## [TASK PROMPT]
Transcribe the listing in full, excluding any pictures.

-- start of ENTRIES PROVIDED --

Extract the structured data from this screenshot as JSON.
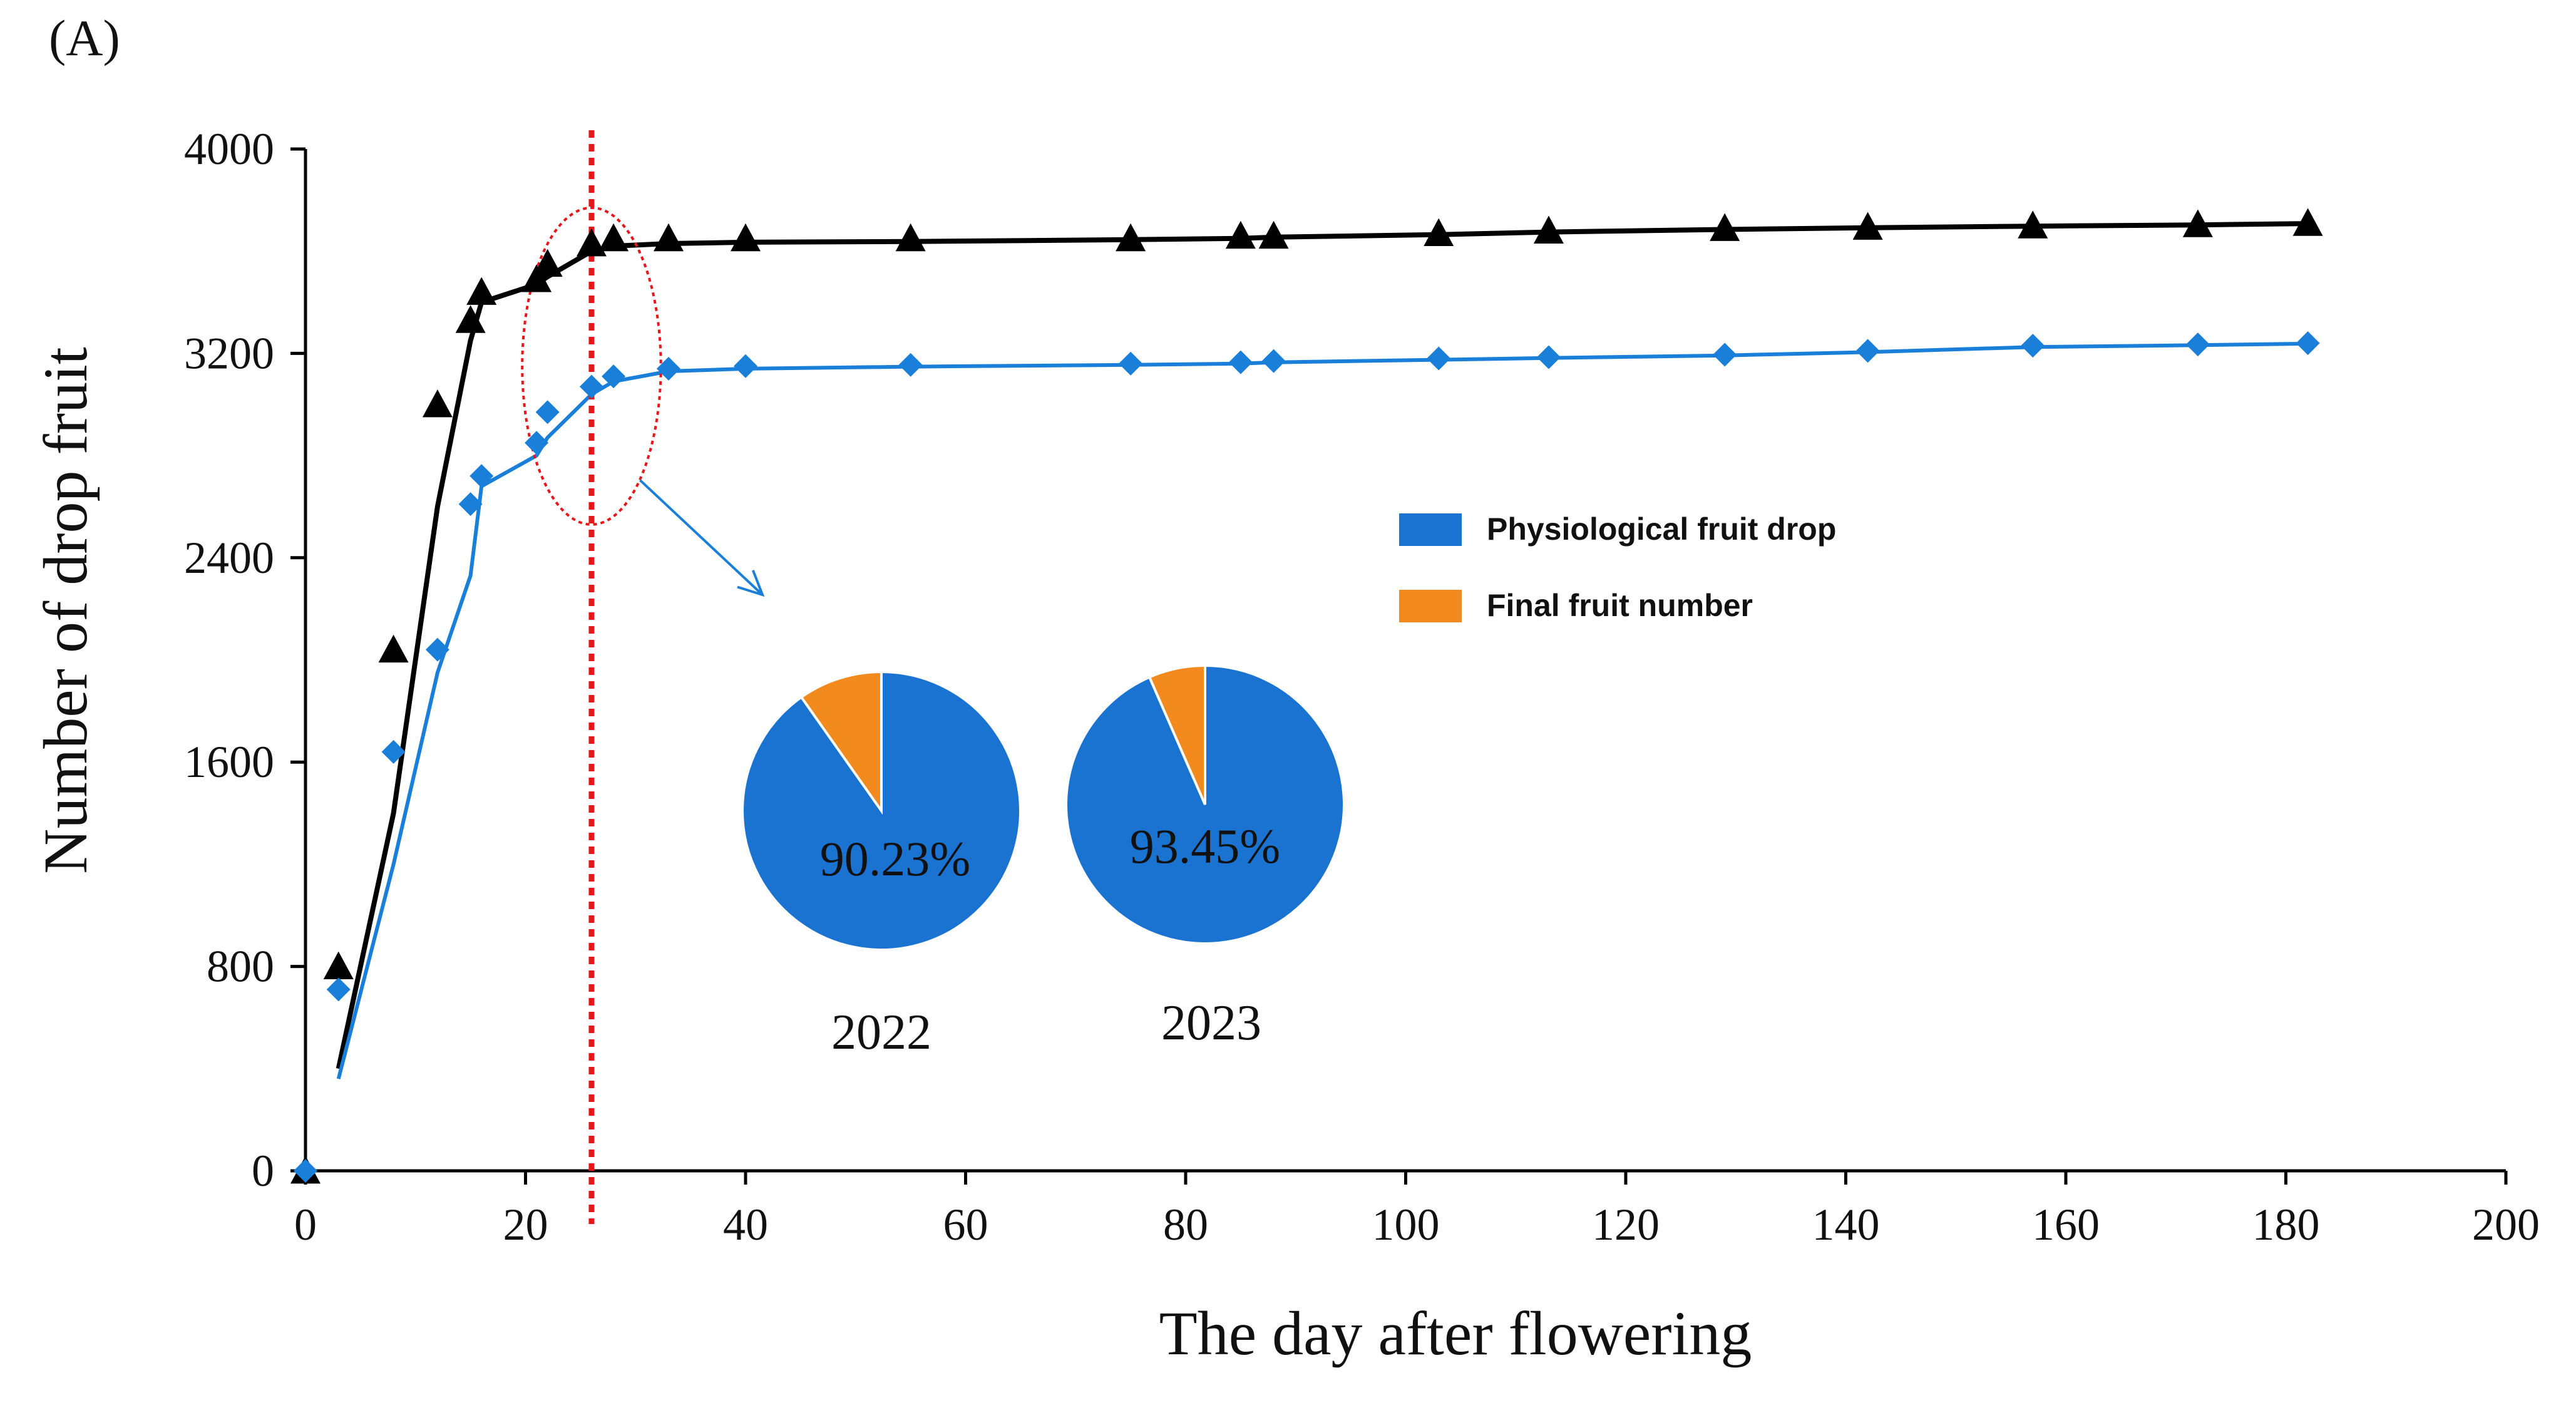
{
  "panel_label": "(A)",
  "colors": {
    "series_2023": "#000000",
    "series_2022": "#1a7fd8",
    "physiological": "#1a73d0",
    "final": "#f28a1e",
    "cutoff_line": "#e8161b"
  },
  "chart_data": {
    "type": "line",
    "title": "",
    "xlabel": "The day after flowering",
    "ylabel": "Number of drop fruit",
    "xlim": [
      0,
      200
    ],
    "ylim": [
      0,
      4000
    ],
    "xticks": [
      0,
      20,
      40,
      60,
      80,
      100,
      120,
      140,
      160,
      180,
      200
    ],
    "yticks": [
      0,
      800,
      1600,
      2400,
      3200,
      4000
    ],
    "grid": false,
    "cutoff_x": 26,
    "highlight_ellipse": {
      "x_center": 26,
      "y_center": 3150,
      "x_radius": 6.3,
      "y_radius": 620
    },
    "series": [
      {
        "name": "2023",
        "marker": "triangle",
        "color": "#000000",
        "x": [
          0,
          3,
          8,
          12,
          15,
          16,
          21,
          22,
          26,
          28,
          33,
          40,
          55,
          75,
          85,
          88,
          103,
          113,
          129,
          142,
          157,
          172,
          182
        ],
        "y": [
          0,
          800,
          2040,
          3000,
          3330,
          3440,
          3490,
          3550,
          3630,
          3650,
          3650,
          3650,
          3650,
          3650,
          3660,
          3660,
          3670,
          3680,
          3690,
          3695,
          3700,
          3705,
          3710
        ],
        "fit_x": [
          3,
          8,
          12,
          15,
          16,
          21,
          22,
          26,
          28,
          33,
          40,
          55,
          75,
          85,
          88,
          103,
          113,
          129,
          142,
          157,
          172,
          182
        ],
        "fit_y": [
          400,
          1400,
          2600,
          3250,
          3400,
          3470,
          3500,
          3600,
          3620,
          3630,
          3635,
          3638,
          3645,
          3650,
          3655,
          3665,
          3675,
          3685,
          3692,
          3698,
          3703,
          3708
        ]
      },
      {
        "name": "2022",
        "marker": "diamond",
        "color": "#1a7fd8",
        "x": [
          0,
          3,
          8,
          12,
          15,
          16,
          21,
          22,
          26,
          28,
          33,
          40,
          55,
          75,
          85,
          88,
          103,
          113,
          129,
          142,
          157,
          172,
          182
        ],
        "y": [
          0,
          710,
          1640,
          2040,
          2610,
          2720,
          2850,
          2970,
          3070,
          3110,
          3140,
          3150,
          3155,
          3160,
          3165,
          3170,
          3180,
          3185,
          3195,
          3210,
          3230,
          3235,
          3240
        ],
        "fit_x": [
          3,
          8,
          12,
          15,
          16,
          21,
          22,
          26,
          28,
          33,
          40,
          55,
          75,
          85,
          88,
          103,
          113,
          129,
          142,
          157,
          172,
          182
        ],
        "fit_y": [
          360,
          1200,
          1950,
          2330,
          2680,
          2800,
          2870,
          3040,
          3090,
          3130,
          3140,
          3148,
          3155,
          3160,
          3165,
          3175,
          3182,
          3192,
          3205,
          3225,
          3232,
          3238
        ]
      }
    ],
    "legend": {
      "position": "right-center",
      "items": [
        {
          "label": "Physiological fruit drop",
          "color": "#1a73d0"
        },
        {
          "label": "Final fruit number",
          "color": "#f28a1e"
        }
      ]
    },
    "inset_pies": [
      {
        "year_label": "2022",
        "percent_label": "90.23%",
        "slices": [
          {
            "label": "Physiological fruit drop",
            "value": 90.23,
            "color": "#1a73d0"
          },
          {
            "label": "Final fruit number",
            "value": 9.77,
            "color": "#f28a1e"
          }
        ]
      },
      {
        "year_label": "2023",
        "percent_label": "93.45%",
        "slices": [
          {
            "label": "Physiological fruit drop",
            "value": 93.45,
            "color": "#1a73d0"
          },
          {
            "label": "Final fruit number",
            "value": 6.55,
            "color": "#f28a1e"
          }
        ]
      }
    ]
  }
}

-- end of ENTRIES PROVIDED --

## [COMPLETED TASK]
Extract the structured data from this screenshot as JSON.
{
  "panel_label": "(A)",
  "colors": {
    "series_2023": "#000000",
    "series_2022": "#1a7fd8",
    "physiological": "#1a73d0",
    "final": "#f28a1e",
    "cutoff_line": "#e8161b"
  },
  "chart_data": {
    "type": "line",
    "title": "",
    "xlabel": "The day after flowering",
    "ylabel": "Number of drop fruit",
    "xlim": [
      0,
      200
    ],
    "ylim": [
      0,
      4000
    ],
    "xticks": [
      0,
      20,
      40,
      60,
      80,
      100,
      120,
      140,
      160,
      180,
      200
    ],
    "yticks": [
      0,
      800,
      1600,
      2400,
      3200,
      4000
    ],
    "grid": false,
    "cutoff_x": 26,
    "highlight_ellipse": {
      "x_center": 26,
      "y_center": 3150,
      "x_radius": 6.3,
      "y_radius": 620
    },
    "series": [
      {
        "name": "2023",
        "marker": "triangle",
        "color": "#000000",
        "x": [
          0,
          3,
          8,
          12,
          15,
          16,
          21,
          22,
          26,
          28,
          33,
          40,
          55,
          75,
          85,
          88,
          103,
          113,
          129,
          142,
          157,
          172,
          182
        ],
        "y": [
          0,
          800,
          2040,
          3000,
          3330,
          3440,
          3490,
          3550,
          3630,
          3650,
          3650,
          3650,
          3650,
          3650,
          3660,
          3660,
          3670,
          3680,
          3690,
          3695,
          3700,
          3705,
          3710
        ],
        "fit_x": [
          3,
          8,
          12,
          15,
          16,
          21,
          22,
          26,
          28,
          33,
          40,
          55,
          75,
          85,
          88,
          103,
          113,
          129,
          142,
          157,
          172,
          182
        ],
        "fit_y": [
          400,
          1400,
          2600,
          3250,
          3400,
          3470,
          3500,
          3600,
          3620,
          3630,
          3635,
          3638,
          3645,
          3650,
          3655,
          3665,
          3675,
          3685,
          3692,
          3698,
          3703,
          3708
        ]
      },
      {
        "name": "2022",
        "marker": "diamond",
        "color": "#1a7fd8",
        "x": [
          0,
          3,
          8,
          12,
          15,
          16,
          21,
          22,
          26,
          28,
          33,
          40,
          55,
          75,
          85,
          88,
          103,
          113,
          129,
          142,
          157,
          172,
          182
        ],
        "y": [
          0,
          710,
          1640,
          2040,
          2610,
          2720,
          2850,
          2970,
          3070,
          3110,
          3140,
          3150,
          3155,
          3160,
          3165,
          3170,
          3180,
          3185,
          3195,
          3210,
          3230,
          3235,
          3240
        ],
        "fit_x": [
          3,
          8,
          12,
          15,
          16,
          21,
          22,
          26,
          28,
          33,
          40,
          55,
          75,
          85,
          88,
          103,
          113,
          129,
          142,
          157,
          172,
          182
        ],
        "fit_y": [
          360,
          1200,
          1950,
          2330,
          2680,
          2800,
          2870,
          3040,
          3090,
          3130,
          3140,
          3148,
          3155,
          3160,
          3165,
          3175,
          3182,
          3192,
          3205,
          3225,
          3232,
          3238
        ]
      }
    ],
    "legend": {
      "position": "right-center",
      "items": [
        {
          "label": "Physiological fruit drop",
          "color": "#1a73d0"
        },
        {
          "label": "Final fruit number",
          "color": "#f28a1e"
        }
      ]
    },
    "inset_pies": [
      {
        "year_label": "2022",
        "percent_label": "90.23%",
        "slices": [
          {
            "label": "Physiological fruit drop",
            "value": 90.23,
            "color": "#1a73d0"
          },
          {
            "label": "Final fruit number",
            "value": 9.77,
            "color": "#f28a1e"
          }
        ]
      },
      {
        "year_label": "2023",
        "percent_label": "93.45%",
        "slices": [
          {
            "label": "Physiological fruit drop",
            "value": 93.45,
            "color": "#1a73d0"
          },
          {
            "label": "Final fruit number",
            "value": 6.55,
            "color": "#f28a1e"
          }
        ]
      }
    ]
  }
}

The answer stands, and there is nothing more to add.